**Exercise instructions**
Count every line where "learn" shows up, and give that number only.
+--
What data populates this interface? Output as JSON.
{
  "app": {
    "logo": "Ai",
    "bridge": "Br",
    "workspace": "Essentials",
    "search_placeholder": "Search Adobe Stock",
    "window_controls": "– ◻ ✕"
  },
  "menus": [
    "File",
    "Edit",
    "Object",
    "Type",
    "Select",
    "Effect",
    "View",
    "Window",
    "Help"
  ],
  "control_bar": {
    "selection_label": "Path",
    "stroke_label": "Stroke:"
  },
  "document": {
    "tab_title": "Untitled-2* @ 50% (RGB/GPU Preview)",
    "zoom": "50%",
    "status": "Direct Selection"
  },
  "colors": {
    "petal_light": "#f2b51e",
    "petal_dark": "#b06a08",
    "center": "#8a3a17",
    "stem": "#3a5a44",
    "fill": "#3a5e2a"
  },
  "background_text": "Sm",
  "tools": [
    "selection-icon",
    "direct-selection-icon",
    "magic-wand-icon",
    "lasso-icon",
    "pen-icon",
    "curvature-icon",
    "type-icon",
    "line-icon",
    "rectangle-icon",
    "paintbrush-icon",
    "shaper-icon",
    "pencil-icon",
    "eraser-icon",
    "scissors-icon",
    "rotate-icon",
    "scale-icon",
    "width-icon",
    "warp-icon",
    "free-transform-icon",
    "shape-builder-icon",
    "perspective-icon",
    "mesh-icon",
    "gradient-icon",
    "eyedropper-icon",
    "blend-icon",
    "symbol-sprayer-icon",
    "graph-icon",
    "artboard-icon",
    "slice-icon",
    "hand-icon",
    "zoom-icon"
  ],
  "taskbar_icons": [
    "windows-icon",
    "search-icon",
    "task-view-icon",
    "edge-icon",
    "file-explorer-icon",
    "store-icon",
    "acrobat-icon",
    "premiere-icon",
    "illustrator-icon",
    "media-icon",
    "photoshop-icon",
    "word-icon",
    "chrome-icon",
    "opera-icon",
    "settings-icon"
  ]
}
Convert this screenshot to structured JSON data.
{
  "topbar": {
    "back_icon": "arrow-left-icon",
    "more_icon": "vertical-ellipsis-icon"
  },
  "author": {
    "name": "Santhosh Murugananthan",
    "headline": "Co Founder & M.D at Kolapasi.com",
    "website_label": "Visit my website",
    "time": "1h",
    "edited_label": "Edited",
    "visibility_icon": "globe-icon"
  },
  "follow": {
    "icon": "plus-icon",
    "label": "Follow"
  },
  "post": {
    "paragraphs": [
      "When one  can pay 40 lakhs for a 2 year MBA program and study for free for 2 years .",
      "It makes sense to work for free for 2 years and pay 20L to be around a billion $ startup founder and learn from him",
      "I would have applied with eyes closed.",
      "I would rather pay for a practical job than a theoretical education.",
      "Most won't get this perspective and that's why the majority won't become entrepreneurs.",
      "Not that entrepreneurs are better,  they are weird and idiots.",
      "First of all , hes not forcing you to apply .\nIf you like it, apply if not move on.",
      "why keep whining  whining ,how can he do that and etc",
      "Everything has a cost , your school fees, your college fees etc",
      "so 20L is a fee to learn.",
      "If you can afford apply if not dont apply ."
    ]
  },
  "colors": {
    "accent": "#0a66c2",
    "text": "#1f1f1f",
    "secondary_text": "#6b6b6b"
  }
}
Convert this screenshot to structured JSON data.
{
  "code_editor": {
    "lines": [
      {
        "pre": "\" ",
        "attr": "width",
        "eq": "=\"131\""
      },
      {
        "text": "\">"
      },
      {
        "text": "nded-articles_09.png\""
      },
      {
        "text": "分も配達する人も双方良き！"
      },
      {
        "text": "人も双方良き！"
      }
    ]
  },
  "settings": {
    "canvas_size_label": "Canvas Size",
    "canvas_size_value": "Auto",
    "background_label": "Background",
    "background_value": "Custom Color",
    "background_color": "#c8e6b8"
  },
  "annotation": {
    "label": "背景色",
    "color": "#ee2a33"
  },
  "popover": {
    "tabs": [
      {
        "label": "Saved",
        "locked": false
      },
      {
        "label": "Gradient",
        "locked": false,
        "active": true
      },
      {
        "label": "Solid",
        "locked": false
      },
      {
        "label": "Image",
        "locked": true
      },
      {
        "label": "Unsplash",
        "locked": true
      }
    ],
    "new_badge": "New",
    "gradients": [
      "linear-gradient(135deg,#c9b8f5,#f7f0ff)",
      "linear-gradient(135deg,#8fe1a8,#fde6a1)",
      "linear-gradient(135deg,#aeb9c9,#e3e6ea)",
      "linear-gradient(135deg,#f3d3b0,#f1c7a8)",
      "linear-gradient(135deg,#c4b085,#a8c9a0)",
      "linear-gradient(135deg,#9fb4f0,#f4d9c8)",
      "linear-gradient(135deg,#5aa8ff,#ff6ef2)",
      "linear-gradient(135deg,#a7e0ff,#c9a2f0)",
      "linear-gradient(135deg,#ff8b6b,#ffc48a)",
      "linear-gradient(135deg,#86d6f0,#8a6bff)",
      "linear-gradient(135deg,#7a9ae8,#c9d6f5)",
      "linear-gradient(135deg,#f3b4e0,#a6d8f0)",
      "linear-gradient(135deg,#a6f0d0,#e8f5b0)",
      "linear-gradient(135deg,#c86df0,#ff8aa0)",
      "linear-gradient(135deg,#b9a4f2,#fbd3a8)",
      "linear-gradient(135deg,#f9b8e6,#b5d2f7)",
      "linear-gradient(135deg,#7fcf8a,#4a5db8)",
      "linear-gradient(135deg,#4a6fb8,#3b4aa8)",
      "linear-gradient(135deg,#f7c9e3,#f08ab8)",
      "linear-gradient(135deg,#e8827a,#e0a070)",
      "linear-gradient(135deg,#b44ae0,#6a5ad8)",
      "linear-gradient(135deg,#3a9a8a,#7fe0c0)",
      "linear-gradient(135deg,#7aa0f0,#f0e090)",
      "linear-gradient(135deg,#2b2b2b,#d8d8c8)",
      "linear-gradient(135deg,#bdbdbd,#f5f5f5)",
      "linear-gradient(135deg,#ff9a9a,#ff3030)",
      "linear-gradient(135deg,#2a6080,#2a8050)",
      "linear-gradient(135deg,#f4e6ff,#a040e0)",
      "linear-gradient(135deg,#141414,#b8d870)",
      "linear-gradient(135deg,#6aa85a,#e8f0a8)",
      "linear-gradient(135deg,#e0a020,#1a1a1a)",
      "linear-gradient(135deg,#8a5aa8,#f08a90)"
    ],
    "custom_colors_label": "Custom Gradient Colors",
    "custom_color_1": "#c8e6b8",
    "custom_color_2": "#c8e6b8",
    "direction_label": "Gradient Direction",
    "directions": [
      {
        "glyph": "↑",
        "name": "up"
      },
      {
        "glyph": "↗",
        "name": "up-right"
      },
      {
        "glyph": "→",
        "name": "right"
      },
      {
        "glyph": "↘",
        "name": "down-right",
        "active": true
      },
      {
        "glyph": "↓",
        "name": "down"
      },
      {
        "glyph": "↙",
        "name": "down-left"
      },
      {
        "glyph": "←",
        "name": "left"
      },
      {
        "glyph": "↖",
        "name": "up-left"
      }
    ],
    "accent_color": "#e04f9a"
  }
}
+--
**Exercise result**
2